What is expected: Pick out the lines containing "this".

Provided material:

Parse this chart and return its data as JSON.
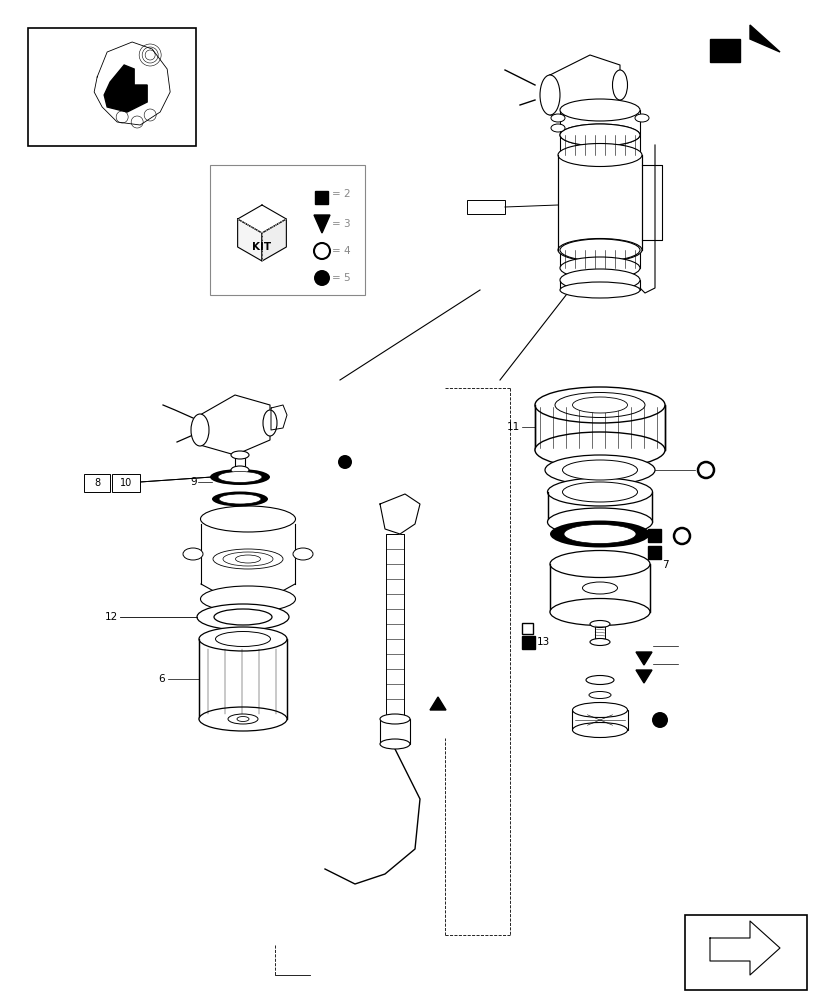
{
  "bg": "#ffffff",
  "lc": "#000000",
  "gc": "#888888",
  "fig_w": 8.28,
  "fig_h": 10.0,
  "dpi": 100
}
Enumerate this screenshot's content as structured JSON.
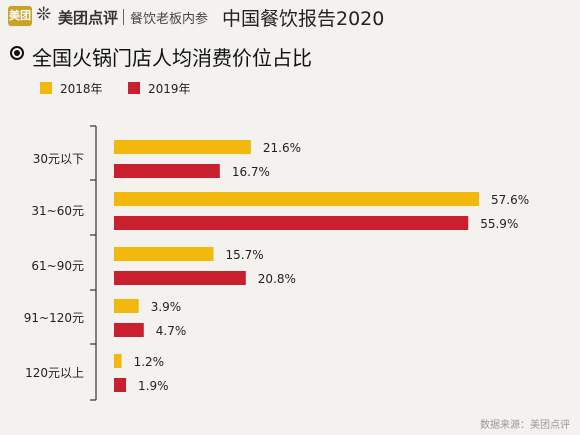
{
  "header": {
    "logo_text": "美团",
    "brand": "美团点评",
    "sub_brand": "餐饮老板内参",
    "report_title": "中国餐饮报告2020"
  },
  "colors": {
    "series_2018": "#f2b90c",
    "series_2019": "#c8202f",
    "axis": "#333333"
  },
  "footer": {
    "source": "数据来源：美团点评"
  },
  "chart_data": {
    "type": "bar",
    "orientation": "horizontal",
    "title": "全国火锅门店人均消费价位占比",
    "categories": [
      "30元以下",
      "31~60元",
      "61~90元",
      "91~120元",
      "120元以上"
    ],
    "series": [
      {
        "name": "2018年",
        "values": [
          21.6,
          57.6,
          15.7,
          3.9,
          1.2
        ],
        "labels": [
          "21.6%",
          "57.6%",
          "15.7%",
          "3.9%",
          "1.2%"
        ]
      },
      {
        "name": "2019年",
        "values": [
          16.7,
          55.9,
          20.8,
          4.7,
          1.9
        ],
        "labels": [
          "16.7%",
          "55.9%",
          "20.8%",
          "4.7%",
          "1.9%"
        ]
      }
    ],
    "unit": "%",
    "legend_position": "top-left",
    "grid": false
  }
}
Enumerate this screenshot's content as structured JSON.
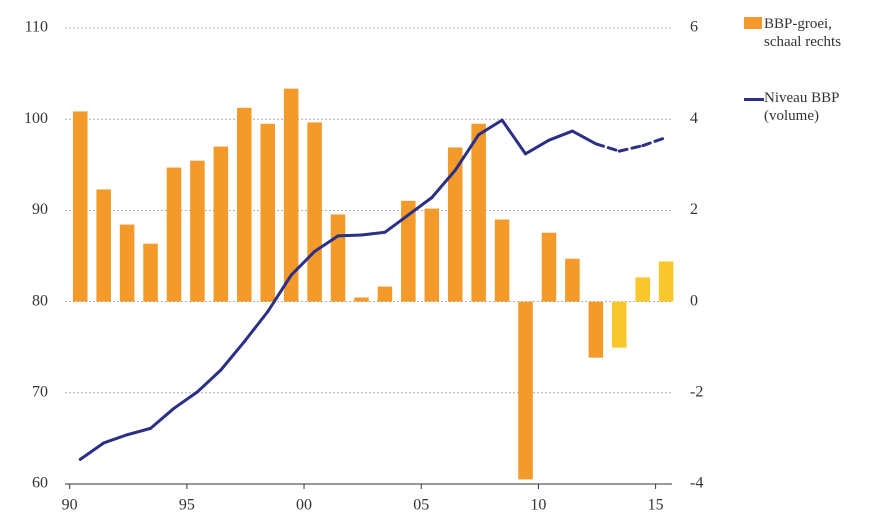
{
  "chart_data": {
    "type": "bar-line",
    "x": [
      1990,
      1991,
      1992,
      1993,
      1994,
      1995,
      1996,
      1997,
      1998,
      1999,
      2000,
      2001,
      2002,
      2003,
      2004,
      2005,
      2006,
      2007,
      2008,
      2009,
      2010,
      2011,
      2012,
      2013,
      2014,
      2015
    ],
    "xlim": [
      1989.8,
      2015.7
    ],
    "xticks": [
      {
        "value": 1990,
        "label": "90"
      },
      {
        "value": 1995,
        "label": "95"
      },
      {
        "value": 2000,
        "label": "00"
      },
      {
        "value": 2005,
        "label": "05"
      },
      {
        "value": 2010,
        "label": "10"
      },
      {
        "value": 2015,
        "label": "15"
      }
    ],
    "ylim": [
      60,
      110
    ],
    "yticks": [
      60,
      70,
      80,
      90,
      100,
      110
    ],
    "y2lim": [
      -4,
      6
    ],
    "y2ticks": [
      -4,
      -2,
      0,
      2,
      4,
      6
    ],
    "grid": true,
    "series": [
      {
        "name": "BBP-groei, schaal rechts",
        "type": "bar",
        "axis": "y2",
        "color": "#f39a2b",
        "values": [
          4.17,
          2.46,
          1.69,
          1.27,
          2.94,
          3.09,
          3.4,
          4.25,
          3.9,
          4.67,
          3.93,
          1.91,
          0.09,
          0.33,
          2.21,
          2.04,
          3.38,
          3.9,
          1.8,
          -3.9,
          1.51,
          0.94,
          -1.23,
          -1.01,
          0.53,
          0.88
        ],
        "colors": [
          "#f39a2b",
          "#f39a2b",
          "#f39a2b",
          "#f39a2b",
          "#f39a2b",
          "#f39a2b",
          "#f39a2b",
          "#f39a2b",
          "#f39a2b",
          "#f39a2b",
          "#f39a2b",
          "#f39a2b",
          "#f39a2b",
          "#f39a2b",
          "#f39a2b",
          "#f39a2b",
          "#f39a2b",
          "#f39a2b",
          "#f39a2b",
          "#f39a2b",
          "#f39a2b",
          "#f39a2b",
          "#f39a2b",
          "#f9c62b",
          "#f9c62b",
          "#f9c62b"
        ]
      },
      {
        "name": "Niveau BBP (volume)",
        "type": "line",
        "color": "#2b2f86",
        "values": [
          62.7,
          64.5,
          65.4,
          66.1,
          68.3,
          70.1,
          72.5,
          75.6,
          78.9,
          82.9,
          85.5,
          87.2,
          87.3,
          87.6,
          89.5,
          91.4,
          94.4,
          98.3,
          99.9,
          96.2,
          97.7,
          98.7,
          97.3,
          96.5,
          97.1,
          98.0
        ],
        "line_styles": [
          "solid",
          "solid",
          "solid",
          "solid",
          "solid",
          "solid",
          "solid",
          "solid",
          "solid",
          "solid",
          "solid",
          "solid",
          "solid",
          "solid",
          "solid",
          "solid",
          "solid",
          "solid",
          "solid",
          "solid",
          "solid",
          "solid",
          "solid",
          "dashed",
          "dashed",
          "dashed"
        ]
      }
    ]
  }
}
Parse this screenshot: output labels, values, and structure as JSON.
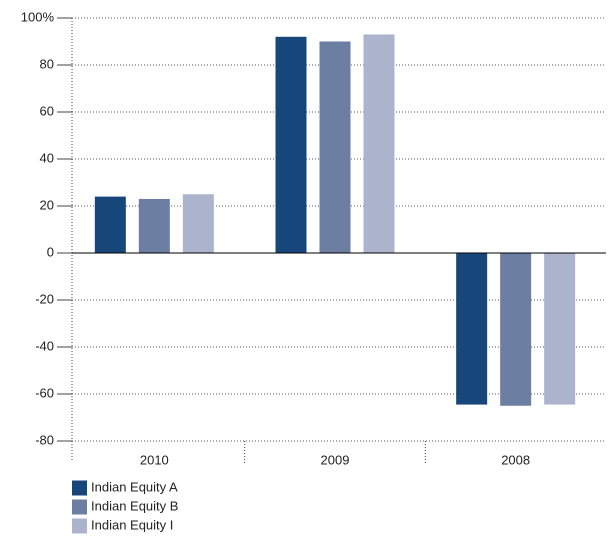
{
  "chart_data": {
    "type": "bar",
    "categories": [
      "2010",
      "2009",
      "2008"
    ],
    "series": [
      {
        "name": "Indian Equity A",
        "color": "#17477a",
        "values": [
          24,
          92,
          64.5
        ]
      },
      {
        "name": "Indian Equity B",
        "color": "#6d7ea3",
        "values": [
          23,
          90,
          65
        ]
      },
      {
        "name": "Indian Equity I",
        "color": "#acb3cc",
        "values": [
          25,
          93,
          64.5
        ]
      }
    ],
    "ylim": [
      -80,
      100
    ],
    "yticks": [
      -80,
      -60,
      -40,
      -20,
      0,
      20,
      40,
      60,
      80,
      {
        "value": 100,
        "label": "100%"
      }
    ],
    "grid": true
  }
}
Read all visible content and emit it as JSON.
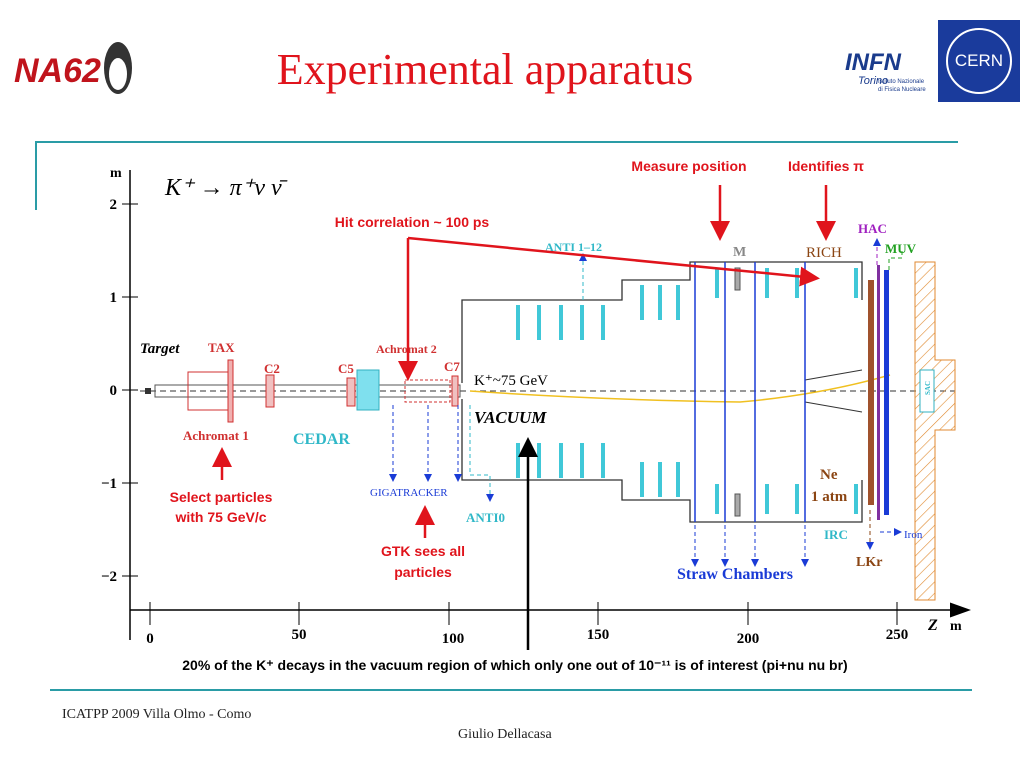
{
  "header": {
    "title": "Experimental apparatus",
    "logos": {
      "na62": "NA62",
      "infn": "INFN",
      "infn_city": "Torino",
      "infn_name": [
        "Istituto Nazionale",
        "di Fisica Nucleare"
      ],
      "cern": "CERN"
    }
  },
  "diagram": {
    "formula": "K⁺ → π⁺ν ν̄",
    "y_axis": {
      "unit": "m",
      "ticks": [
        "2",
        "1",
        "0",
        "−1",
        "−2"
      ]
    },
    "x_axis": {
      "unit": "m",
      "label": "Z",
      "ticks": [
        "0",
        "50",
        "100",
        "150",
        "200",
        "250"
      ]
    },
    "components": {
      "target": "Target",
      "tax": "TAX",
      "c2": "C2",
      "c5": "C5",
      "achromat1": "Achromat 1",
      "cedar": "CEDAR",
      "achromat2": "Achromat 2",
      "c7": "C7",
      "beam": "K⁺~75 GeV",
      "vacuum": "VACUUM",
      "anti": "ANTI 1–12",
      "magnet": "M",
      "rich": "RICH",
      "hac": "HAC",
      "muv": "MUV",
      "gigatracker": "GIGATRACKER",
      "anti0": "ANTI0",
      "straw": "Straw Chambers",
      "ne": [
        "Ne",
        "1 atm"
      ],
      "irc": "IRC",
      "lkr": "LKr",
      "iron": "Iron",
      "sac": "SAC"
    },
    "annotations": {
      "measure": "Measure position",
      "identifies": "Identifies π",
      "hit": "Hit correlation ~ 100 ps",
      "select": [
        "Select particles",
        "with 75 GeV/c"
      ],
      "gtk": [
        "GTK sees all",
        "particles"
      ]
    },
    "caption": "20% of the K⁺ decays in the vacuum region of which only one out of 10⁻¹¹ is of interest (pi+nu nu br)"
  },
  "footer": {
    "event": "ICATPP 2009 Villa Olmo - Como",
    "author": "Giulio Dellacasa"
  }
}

Exercise result:
Parse this chart and return its data as JSON.
Enumerate this screenshot's content as structured JSON.
Enumerate this screenshot's content as structured JSON.
Parse this screenshot: output labels, values, and structure as JSON.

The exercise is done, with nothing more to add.